## start Data for the task

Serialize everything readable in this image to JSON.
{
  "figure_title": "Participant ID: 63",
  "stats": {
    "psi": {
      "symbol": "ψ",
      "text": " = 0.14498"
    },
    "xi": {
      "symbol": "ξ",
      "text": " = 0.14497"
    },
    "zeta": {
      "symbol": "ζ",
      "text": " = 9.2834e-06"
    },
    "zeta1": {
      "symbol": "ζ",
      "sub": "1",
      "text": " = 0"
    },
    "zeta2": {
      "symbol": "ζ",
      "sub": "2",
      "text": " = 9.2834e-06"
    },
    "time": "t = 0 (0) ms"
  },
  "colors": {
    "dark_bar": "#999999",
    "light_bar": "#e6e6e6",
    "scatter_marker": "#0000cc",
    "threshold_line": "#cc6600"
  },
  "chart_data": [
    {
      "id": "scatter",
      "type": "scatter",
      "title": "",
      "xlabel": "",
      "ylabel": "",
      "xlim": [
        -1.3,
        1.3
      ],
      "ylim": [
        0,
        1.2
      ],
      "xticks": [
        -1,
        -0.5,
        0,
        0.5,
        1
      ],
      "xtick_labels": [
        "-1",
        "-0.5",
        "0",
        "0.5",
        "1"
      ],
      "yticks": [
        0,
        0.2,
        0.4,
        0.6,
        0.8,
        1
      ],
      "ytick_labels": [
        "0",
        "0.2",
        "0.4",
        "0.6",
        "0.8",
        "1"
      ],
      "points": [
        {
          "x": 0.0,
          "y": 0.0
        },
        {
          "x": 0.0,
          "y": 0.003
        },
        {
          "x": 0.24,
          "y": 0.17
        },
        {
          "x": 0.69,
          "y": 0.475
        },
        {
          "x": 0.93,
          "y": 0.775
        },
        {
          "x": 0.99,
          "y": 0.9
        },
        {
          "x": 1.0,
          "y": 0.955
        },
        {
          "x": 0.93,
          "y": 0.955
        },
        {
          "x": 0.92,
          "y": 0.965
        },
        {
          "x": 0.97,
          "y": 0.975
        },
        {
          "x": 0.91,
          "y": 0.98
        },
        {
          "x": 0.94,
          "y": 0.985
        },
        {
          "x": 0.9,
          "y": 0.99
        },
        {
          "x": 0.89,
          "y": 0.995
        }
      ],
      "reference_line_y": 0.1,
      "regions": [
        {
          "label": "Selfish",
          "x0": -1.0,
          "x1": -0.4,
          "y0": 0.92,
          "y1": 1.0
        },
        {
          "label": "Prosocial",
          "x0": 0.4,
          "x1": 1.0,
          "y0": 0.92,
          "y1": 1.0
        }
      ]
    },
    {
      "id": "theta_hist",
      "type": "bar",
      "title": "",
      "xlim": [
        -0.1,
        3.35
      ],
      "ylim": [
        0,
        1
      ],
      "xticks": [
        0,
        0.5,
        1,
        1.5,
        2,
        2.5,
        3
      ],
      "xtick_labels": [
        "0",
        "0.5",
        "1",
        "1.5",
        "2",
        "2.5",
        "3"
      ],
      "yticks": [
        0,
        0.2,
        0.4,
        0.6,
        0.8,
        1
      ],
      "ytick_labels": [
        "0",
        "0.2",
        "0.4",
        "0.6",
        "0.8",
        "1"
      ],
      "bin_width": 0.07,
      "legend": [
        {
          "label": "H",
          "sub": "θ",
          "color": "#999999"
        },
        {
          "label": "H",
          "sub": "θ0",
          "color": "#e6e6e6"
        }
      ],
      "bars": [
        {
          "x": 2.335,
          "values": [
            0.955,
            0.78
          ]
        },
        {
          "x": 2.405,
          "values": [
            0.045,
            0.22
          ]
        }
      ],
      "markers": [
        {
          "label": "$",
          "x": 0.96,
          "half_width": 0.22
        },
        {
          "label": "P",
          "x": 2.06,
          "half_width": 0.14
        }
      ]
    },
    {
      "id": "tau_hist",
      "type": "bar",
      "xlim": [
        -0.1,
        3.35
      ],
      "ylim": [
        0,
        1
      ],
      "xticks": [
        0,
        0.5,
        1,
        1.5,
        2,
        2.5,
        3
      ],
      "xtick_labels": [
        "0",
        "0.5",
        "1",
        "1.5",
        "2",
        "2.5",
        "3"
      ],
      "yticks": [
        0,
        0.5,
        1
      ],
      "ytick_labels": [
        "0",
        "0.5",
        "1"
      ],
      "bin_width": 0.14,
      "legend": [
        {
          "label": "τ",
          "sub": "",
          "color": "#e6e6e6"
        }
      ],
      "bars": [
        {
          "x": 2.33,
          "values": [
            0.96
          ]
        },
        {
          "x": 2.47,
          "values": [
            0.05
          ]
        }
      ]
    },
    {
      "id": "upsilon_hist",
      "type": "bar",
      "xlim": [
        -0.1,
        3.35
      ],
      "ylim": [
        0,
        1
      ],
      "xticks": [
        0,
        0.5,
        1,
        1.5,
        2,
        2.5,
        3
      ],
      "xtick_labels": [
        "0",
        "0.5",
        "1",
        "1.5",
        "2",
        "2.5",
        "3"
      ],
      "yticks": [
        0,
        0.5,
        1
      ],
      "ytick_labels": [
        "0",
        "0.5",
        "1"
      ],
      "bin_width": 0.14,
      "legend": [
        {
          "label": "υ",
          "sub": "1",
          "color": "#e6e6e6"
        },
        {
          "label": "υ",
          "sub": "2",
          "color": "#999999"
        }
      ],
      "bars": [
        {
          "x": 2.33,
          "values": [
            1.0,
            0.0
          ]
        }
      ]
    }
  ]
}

## end Data for the task

Only the number is needed here: how many lines of the records contain "text"?

5